DATA SHOWN:
--- Start ---

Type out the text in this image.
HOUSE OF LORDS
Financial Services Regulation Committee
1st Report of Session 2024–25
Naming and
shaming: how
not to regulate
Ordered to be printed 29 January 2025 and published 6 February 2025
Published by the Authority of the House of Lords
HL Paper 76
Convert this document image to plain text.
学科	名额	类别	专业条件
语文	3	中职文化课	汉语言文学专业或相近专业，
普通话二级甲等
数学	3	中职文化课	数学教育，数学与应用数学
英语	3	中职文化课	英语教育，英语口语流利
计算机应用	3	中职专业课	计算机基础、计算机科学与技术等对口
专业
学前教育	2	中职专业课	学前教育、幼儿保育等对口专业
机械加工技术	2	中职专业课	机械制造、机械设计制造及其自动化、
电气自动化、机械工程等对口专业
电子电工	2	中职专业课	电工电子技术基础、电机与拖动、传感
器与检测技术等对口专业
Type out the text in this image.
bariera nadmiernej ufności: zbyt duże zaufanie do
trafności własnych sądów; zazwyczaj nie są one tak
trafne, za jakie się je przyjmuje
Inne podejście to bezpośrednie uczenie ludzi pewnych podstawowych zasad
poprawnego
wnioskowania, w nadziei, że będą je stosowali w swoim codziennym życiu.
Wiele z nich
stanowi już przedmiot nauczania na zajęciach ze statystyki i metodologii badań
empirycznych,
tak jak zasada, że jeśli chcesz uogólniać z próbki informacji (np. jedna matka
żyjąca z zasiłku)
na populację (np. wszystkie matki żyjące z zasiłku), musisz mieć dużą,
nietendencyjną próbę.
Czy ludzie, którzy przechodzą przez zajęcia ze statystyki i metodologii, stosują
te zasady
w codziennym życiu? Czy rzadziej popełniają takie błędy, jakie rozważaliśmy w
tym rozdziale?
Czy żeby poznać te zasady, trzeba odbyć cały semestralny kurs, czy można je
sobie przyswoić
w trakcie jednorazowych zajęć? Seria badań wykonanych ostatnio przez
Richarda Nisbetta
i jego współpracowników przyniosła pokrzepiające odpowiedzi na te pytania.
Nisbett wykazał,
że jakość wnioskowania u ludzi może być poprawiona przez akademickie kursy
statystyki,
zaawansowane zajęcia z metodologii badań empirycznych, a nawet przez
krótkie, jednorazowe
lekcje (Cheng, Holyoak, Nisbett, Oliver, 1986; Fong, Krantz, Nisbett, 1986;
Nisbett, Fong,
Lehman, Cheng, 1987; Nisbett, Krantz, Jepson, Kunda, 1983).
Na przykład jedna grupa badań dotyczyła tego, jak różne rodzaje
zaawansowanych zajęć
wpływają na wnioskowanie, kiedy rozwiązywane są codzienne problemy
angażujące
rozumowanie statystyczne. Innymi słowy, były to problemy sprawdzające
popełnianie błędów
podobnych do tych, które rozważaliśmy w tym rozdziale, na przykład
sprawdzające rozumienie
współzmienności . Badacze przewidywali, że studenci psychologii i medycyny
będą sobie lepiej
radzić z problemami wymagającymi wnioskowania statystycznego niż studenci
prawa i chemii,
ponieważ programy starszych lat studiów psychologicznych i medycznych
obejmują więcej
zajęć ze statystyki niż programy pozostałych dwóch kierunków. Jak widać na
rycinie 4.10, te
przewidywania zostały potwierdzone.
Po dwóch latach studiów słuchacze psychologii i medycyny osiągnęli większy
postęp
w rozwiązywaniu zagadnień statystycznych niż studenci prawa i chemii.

--- End ---

EXERCISE DETAILS: Identify how many lines in the entries above include the string "dwóch", then state that number alone.

FINAL RESULT: 2